Rewrite the records, replacing every occurrence of "Point" with "Data point" and keeping all other text the same.

[Dataset entries]
>>

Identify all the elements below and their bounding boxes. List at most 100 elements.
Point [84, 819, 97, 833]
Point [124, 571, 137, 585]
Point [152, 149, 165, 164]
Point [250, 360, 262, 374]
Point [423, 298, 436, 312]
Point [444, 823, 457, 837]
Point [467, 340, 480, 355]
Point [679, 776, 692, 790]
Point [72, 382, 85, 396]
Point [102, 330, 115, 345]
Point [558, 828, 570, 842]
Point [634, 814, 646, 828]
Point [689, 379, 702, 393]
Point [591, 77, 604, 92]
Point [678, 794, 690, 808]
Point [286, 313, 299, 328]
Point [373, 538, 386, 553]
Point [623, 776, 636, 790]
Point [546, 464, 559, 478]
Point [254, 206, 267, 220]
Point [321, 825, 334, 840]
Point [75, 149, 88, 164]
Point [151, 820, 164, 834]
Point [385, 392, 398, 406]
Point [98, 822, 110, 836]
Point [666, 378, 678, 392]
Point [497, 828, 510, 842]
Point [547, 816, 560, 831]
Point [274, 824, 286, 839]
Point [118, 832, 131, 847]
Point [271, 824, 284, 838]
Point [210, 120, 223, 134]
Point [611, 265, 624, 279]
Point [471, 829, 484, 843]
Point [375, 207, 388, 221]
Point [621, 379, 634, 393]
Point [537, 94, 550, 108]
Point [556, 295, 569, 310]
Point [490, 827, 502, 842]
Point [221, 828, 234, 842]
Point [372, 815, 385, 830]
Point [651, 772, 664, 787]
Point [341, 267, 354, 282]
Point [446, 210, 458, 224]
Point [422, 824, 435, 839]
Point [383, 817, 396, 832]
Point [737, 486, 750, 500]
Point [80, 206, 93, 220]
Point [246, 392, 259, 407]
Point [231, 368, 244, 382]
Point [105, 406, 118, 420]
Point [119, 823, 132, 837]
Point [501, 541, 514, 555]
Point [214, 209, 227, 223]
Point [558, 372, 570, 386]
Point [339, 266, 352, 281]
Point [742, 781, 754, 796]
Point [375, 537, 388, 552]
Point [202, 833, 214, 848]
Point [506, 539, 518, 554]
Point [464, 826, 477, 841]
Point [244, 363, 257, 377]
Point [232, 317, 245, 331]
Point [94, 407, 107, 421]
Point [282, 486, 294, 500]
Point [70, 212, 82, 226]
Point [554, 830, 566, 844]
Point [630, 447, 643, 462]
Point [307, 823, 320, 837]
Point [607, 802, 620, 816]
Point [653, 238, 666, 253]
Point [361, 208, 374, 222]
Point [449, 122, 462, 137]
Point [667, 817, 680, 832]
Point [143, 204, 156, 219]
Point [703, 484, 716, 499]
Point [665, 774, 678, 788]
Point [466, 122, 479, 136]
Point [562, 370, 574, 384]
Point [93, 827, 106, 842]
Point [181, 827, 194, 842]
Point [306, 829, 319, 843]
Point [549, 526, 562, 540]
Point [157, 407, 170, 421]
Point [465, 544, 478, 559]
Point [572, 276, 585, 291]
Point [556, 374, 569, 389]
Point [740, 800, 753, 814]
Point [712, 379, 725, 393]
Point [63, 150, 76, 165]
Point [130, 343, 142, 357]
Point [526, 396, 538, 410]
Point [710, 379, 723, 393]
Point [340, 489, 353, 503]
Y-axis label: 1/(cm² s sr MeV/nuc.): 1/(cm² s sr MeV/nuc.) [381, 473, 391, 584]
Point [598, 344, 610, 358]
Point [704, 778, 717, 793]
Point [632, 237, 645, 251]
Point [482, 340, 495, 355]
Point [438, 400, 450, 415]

<<

- **Final result**:
Identify all the elements below and their bounding boxes. List at most 100 elements.
Data point [84, 819, 97, 833]
Data point [124, 571, 137, 585]
Data point [152, 149, 165, 164]
Data point [250, 360, 262, 374]
Data point [423, 298, 436, 312]
Data point [444, 823, 457, 837]
Data point [467, 340, 480, 355]
Data point [679, 776, 692, 790]
Data point [72, 382, 85, 396]
Data point [102, 330, 115, 345]
Data point [558, 828, 570, 842]
Data point [634, 814, 646, 828]
Data point [689, 379, 702, 393]
Data point [591, 77, 604, 92]
Data point [678, 794, 690, 808]
Data point [286, 313, 299, 328]
Data point [373, 538, 386, 553]
Data point [623, 776, 636, 790]
Data point [546, 464, 559, 478]
Data point [254, 206, 267, 220]
Data point [321, 825, 334, 840]
Data point [75, 149, 88, 164]
Data point [151, 820, 164, 834]
Data point [385, 392, 398, 406]
Data point [98, 822, 110, 836]
Data point [666, 378, 678, 392]
Data point [497, 828, 510, 842]
Data point [547, 816, 560, 831]
Data point [274, 824, 286, 839]
Data point [118, 832, 131, 847]
Data point [271, 824, 284, 838]
Data point [210, 120, 223, 134]
Data point [611, 265, 624, 279]
Data point [471, 829, 484, 843]
Data point [375, 207, 388, 221]
Data point [621, 379, 634, 393]
Data point [537, 94, 550, 108]
Data point [556, 295, 569, 310]
Data point [490, 827, 502, 842]
Data point [221, 828, 234, 842]
Data point [372, 815, 385, 830]
Data point [651, 772, 664, 787]
Data point [341, 267, 354, 282]
Data point [446, 210, 458, 224]
Data point [422, 824, 435, 839]
Data point [383, 817, 396, 832]
Data point [737, 486, 750, 500]
Data point [80, 206, 93, 220]
Data point [246, 392, 259, 407]
Data point [231, 368, 244, 382]
Data point [105, 406, 118, 420]
Data point [119, 823, 132, 837]
Data point [501, 541, 514, 555]
Data point [214, 209, 227, 223]
Data point [558, 372, 570, 386]
Data point [339, 266, 352, 281]
Data point [742, 781, 754, 796]
Data point [375, 537, 388, 552]
Data point [202, 833, 214, 848]
Data point [506, 539, 518, 554]
Data point [464, 826, 477, 841]
Data point [244, 363, 257, 377]
Data point [232, 317, 245, 331]
Data point [94, 407, 107, 421]
Data point [282, 486, 294, 500]
Data point [70, 212, 82, 226]
Data point [554, 830, 566, 844]
Data point [630, 447, 643, 462]
Data point [307, 823, 320, 837]
Data point [607, 802, 620, 816]
Data point [653, 238, 666, 253]
Data point [361, 208, 374, 222]
Data point [449, 122, 462, 137]
Data point [667, 817, 680, 832]
Data point [143, 204, 156, 219]
Data point [703, 484, 716, 499]
Data point [665, 774, 678, 788]
Data point [466, 122, 479, 136]
Data point [562, 370, 574, 384]
Data point [93, 827, 106, 842]
Data point [181, 827, 194, 842]
Data point [306, 829, 319, 843]
Data point [549, 526, 562, 540]
Data point [157, 407, 170, 421]
Data point [465, 544, 478, 559]
Data point [572, 276, 585, 291]
Data point [556, 374, 569, 389]
Data point [740, 800, 753, 814]
Data point [712, 379, 725, 393]
Data point [63, 150, 76, 165]
Data point [130, 343, 142, 357]
Data point [526, 396, 538, 410]
Data point [710, 379, 723, 393]
Data point [340, 489, 353, 503]
Y-axis label: 1/(cm² s sr MeV/nuc.): 1/(cm² s sr MeV/nuc.) [381, 473, 391, 584]
Data point [598, 344, 610, 358]
Data point [704, 778, 717, 793]
Data point [632, 237, 645, 251]
Data point [482, 340, 495, 355]
Data point [438, 400, 450, 415]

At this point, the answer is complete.